# Problem details
Every record below should be written out exactly; pictures stay out.

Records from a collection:
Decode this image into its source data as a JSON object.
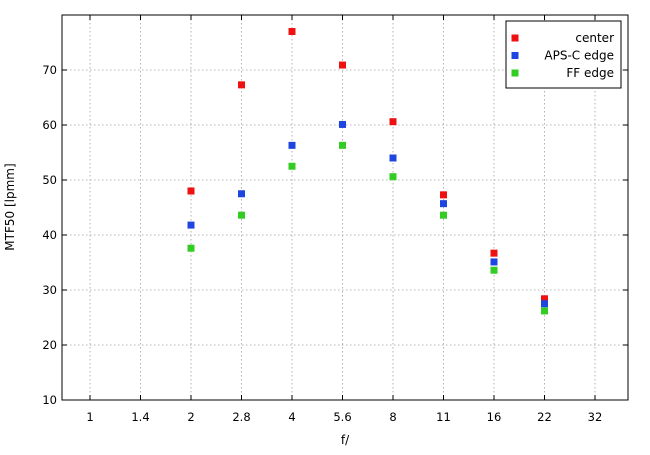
{
  "chart_data": {
    "type": "scatter",
    "title": "",
    "xlabel": "f/",
    "ylabel": "MTF50 [lpmm]",
    "x_categories": [
      "1",
      "1.4",
      "2",
      "2.8",
      "4",
      "5.6",
      "8",
      "11",
      "16",
      "22",
      "32"
    ],
    "ylim": [
      10,
      80
    ],
    "yticks": [
      10,
      20,
      30,
      40,
      50,
      60,
      70
    ],
    "grid": true,
    "legend_position": "top-right",
    "series": [
      {
        "name": "center",
        "color": "#ee1111",
        "points": [
          [
            "2",
            48
          ],
          [
            "2.8",
            67.3
          ],
          [
            "4",
            77
          ],
          [
            "5.6",
            70.9
          ],
          [
            "8",
            60.6
          ],
          [
            "11",
            47.3
          ],
          [
            "16",
            36.7
          ],
          [
            "22",
            28.4
          ]
        ]
      },
      {
        "name": "APS-C edge",
        "color": "#1f45e0",
        "points": [
          [
            "2",
            41.8
          ],
          [
            "2.8",
            47.5
          ],
          [
            "4",
            56.3
          ],
          [
            "5.6",
            60.1
          ],
          [
            "8",
            54
          ],
          [
            "11",
            45.7
          ],
          [
            "16",
            35.1
          ],
          [
            "22",
            27.5
          ]
        ]
      },
      {
        "name": "FF edge",
        "color": "#33cc22",
        "points": [
          [
            "2",
            37.6
          ],
          [
            "2.8",
            43.6
          ],
          [
            "4",
            52.5
          ],
          [
            "5.6",
            56.3
          ],
          [
            "8",
            50.6
          ],
          [
            "11",
            43.6
          ],
          [
            "16",
            33.6
          ],
          [
            "22",
            26.2
          ]
        ]
      }
    ]
  }
}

# Response to this exercise
Decode this image into its source data as a JSON object.
{
  "chart_data": {
    "type": "scatter",
    "title": "",
    "xlabel": "f/",
    "ylabel": "MTF50 [lpmm]",
    "x_categories": [
      "1",
      "1.4",
      "2",
      "2.8",
      "4",
      "5.6",
      "8",
      "11",
      "16",
      "22",
      "32"
    ],
    "ylim": [
      10,
      80
    ],
    "yticks": [
      10,
      20,
      30,
      40,
      50,
      60,
      70
    ],
    "grid": true,
    "legend_position": "top-right",
    "series": [
      {
        "name": "center",
        "color": "#ee1111",
        "points": [
          [
            "2",
            48
          ],
          [
            "2.8",
            67.3
          ],
          [
            "4",
            77
          ],
          [
            "5.6",
            70.9
          ],
          [
            "8",
            60.6
          ],
          [
            "11",
            47.3
          ],
          [
            "16",
            36.7
          ],
          [
            "22",
            28.4
          ]
        ]
      },
      {
        "name": "APS-C edge",
        "color": "#1f45e0",
        "points": [
          [
            "2",
            41.8
          ],
          [
            "2.8",
            47.5
          ],
          [
            "4",
            56.3
          ],
          [
            "5.6",
            60.1
          ],
          [
            "8",
            54
          ],
          [
            "11",
            45.7
          ],
          [
            "16",
            35.1
          ],
          [
            "22",
            27.5
          ]
        ]
      },
      {
        "name": "FF edge",
        "color": "#33cc22",
        "points": [
          [
            "2",
            37.6
          ],
          [
            "2.8",
            43.6
          ],
          [
            "4",
            52.5
          ],
          [
            "5.6",
            56.3
          ],
          [
            "8",
            50.6
          ],
          [
            "11",
            43.6
          ],
          [
            "16",
            33.6
          ],
          [
            "22",
            26.2
          ]
        ]
      }
    ]
  }
}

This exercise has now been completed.